- STATED EXERCISE: Read the records and write them out again exactly.

[Data entries]

◇ ◇ ◇ ◇

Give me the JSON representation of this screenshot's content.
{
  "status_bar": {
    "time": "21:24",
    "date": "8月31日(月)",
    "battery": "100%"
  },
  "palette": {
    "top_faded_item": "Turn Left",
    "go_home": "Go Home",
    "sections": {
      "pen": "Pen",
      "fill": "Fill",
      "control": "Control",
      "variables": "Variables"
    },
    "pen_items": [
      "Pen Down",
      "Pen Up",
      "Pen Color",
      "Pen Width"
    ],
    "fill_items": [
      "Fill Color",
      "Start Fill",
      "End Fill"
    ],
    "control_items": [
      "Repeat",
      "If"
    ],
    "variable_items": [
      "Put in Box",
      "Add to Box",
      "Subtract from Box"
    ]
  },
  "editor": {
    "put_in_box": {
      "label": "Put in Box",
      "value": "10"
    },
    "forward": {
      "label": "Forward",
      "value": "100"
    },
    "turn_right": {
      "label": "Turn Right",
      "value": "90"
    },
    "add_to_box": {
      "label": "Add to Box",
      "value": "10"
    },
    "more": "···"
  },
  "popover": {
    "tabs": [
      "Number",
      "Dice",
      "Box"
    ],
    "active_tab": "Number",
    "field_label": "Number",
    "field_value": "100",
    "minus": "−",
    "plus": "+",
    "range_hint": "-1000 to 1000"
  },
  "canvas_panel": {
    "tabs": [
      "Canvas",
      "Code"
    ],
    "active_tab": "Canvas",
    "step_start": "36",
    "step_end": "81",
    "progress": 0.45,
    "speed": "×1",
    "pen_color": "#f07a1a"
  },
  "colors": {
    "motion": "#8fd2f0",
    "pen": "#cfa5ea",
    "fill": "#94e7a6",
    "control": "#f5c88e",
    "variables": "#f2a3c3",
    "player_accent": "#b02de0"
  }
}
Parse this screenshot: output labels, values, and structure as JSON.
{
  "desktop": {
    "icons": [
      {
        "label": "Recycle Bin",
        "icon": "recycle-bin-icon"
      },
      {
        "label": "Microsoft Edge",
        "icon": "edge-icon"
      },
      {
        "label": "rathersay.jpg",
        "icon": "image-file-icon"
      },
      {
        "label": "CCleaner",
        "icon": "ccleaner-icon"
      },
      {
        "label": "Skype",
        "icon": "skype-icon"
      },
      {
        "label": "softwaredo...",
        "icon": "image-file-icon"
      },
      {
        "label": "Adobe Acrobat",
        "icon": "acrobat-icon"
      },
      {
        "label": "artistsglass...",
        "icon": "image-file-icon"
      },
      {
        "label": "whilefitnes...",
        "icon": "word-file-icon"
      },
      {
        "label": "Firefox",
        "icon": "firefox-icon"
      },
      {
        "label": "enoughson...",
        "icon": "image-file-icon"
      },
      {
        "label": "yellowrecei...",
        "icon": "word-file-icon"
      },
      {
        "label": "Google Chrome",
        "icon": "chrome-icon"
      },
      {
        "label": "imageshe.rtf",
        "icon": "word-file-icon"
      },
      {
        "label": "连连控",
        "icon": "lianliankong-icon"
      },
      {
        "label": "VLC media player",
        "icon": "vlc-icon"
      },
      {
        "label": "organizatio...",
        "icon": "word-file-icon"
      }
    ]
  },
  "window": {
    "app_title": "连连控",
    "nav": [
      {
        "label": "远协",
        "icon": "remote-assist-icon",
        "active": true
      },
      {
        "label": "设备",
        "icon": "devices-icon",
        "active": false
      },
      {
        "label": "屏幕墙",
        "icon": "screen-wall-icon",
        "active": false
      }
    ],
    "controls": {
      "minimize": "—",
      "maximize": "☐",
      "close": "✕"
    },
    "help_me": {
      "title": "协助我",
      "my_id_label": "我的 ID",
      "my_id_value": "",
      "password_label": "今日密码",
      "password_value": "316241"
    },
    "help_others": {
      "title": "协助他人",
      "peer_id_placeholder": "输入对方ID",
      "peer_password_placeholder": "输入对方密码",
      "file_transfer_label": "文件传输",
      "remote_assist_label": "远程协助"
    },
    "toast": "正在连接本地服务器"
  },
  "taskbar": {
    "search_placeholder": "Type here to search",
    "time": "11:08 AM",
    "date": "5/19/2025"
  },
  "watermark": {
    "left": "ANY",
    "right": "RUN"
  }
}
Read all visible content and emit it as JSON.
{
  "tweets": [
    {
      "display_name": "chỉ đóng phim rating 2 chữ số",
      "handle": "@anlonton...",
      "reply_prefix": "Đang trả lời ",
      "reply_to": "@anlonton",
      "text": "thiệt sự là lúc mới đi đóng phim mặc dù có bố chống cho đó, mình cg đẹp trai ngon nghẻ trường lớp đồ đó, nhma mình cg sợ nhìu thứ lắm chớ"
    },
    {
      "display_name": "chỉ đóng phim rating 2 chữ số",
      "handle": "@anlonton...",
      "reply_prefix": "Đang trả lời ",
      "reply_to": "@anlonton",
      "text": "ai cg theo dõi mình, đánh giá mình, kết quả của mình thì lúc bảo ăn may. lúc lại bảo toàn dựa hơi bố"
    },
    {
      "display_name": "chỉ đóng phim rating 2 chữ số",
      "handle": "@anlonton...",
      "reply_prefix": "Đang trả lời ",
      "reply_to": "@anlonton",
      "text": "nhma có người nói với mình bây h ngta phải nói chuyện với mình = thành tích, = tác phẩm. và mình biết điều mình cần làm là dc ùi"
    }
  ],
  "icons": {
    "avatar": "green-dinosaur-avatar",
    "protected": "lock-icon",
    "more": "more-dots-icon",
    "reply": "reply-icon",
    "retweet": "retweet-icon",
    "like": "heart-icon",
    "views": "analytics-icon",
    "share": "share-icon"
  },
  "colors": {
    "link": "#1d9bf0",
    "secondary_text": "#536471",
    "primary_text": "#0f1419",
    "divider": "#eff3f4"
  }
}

◇ ◇ ◇ ◇

- SOLUTION TO THE EXERCISE:
Give me the JSON representation of this screenshot's content.
{
  "status_bar": {
    "time": "21:24",
    "date": "8月31日(月)",
    "battery": "100%"
  },
  "palette": {
    "top_faded_item": "Turn Left",
    "go_home": "Go Home",
    "sections": {
      "pen": "Pen",
      "fill": "Fill",
      "control": "Control",
      "variables": "Variables"
    },
    "pen_items": [
      "Pen Down",
      "Pen Up",
      "Pen Color",
      "Pen Width"
    ],
    "fill_items": [
      "Fill Color",
      "Start Fill",
      "End Fill"
    ],
    "control_items": [
      "Repeat",
      "If"
    ],
    "variable_items": [
      "Put in Box",
      "Add to Box",
      "Subtract from Box"
    ]
  },
  "editor": {
    "put_in_box": {
      "label": "Put in Box",
      "value": "10"
    },
    "forward": {
      "label": "Forward",
      "value": "100"
    },
    "turn_right": {
      "label": "Turn Right",
      "value": "90"
    },
    "add_to_box": {
      "label": "Add to Box",
      "value": "10"
    },
    "more": "···"
  },
  "popover": {
    "tabs": [
      "Number",
      "Dice",
      "Box"
    ],
    "active_tab": "Number",
    "field_label": "Number",
    "field_value": "100",
    "minus": "−",
    "plus": "+",
    "range_hint": "-1000 to 1000"
  },
  "canvas_panel": {
    "tabs": [
      "Canvas",
      "Code"
    ],
    "active_tab": "Canvas",
    "step_start": "36",
    "step_end": "81",
    "progress": 0.45,
    "speed": "×1",
    "pen_color": "#f07a1a"
  },
  "colors": {
    "motion": "#8fd2f0",
    "pen": "#cfa5ea",
    "fill": "#94e7a6",
    "control": "#f5c88e",
    "variables": "#f2a3c3",
    "player_accent": "#b02de0"
  }
}
Parse this screenshot: output labels, values, and structure as JSON.
{
  "desktop": {
    "icons": [
      {
        "label": "Recycle Bin",
        "icon": "recycle-bin-icon"
      },
      {
        "label": "Microsoft Edge",
        "icon": "edge-icon"
      },
      {
        "label": "rathersay.jpg",
        "icon": "image-file-icon"
      },
      {
        "label": "CCleaner",
        "icon": "ccleaner-icon"
      },
      {
        "label": "Skype",
        "icon": "skype-icon"
      },
      {
        "label": "softwaredo...",
        "icon": "image-file-icon"
      },
      {
        "label": "Adobe Acrobat",
        "icon": "acrobat-icon"
      },
      {
        "label": "artistsglass...",
        "icon": "image-file-icon"
      },
      {
        "label": "whilefitnes...",
        "icon": "word-file-icon"
      },
      {
        "label": "Firefox",
        "icon": "firefox-icon"
      },
      {
        "label": "enoughson...",
        "icon": "image-file-icon"
      },
      {
        "label": "yellowrecei...",
        "icon": "word-file-icon"
      },
      {
        "label": "Google Chrome",
        "icon": "chrome-icon"
      },
      {
        "label": "imageshe.rtf",
        "icon": "word-file-icon"
      },
      {
        "label": "连连控",
        "icon": "lianliankong-icon"
      },
      {
        "label": "VLC media player",
        "icon": "vlc-icon"
      },
      {
        "label": "organizatio...",
        "icon": "word-file-icon"
      }
    ]
  },
  "window": {
    "app_title": "连连控",
    "nav": [
      {
        "label": "远协",
        "icon": "remote-assist-icon",
        "active": true
      },
      {
        "label": "设备",
        "icon": "devices-icon",
        "active": false
      },
      {
        "label": "屏幕墙",
        "icon": "screen-wall-icon",
        "active": false
      }
    ],
    "controls": {
      "minimize": "—",
      "maximize": "☐",
      "close": "✕"
    },
    "help_me": {
      "title": "协助我",
      "my_id_label": "我的 ID",
      "my_id_value": "",
      "password_label": "今日密码",
      "password_value": "316241"
    },
    "help_others": {
      "title": "协助他人",
      "peer_id_placeholder": "输入对方ID",
      "peer_password_placeholder": "输入对方密码",
      "file_transfer_label": "文件传输",
      "remote_assist_label": "远程协助"
    },
    "toast": "正在连接本地服务器"
  },
  "taskbar": {
    "search_placeholder": "Type here to search",
    "time": "11:08 AM",
    "date": "5/19/2025"
  },
  "watermark": {
    "left": "ANY",
    "right": "RUN"
  }
}
Read all visible content and emit it as JSON.
{
  "tweets": [
    {
      "display_name": "chỉ đóng phim rating 2 chữ số",
      "handle": "@anlonton...",
      "reply_prefix": "Đang trả lời ",
      "reply_to": "@anlonton",
      "text": "thiệt sự là lúc mới đi đóng phim mặc dù có bố chống cho đó, mình cg đẹp trai ngon nghẻ trường lớp đồ đó, nhma mình cg sợ nhìu thứ lắm chớ"
    },
    {
      "display_name": "chỉ đóng phim rating 2 chữ số",
      "handle": "@anlonton...",
      "reply_prefix": "Đang trả lời ",
      "reply_to": "@anlonton",
      "text": "ai cg theo dõi mình, đánh giá mình, kết quả của mình thì lúc bảo ăn may. lúc lại bảo toàn dựa hơi bố"
    },
    {
      "display_name": "chỉ đóng phim rating 2 chữ số",
      "handle": "@anlonton...",
      "reply_prefix": "Đang trả lời ",
      "reply_to": "@anlonton",
      "text": "nhma có người nói với mình bây h ngta phải nói chuyện với mình = thành tích, = tác phẩm. và mình biết điều mình cần làm là dc ùi"
    }
  ],
  "icons": {
    "avatar": "green-dinosaur-avatar",
    "protected": "lock-icon",
    "more": "more-dots-icon",
    "reply": "reply-icon",
    "retweet": "retweet-icon",
    "like": "heart-icon",
    "views": "analytics-icon",
    "share": "share-icon"
  },
  "colors": {
    "link": "#1d9bf0",
    "secondary_text": "#536471",
    "primary_text": "#0f1419",
    "divider": "#eff3f4"
  }
}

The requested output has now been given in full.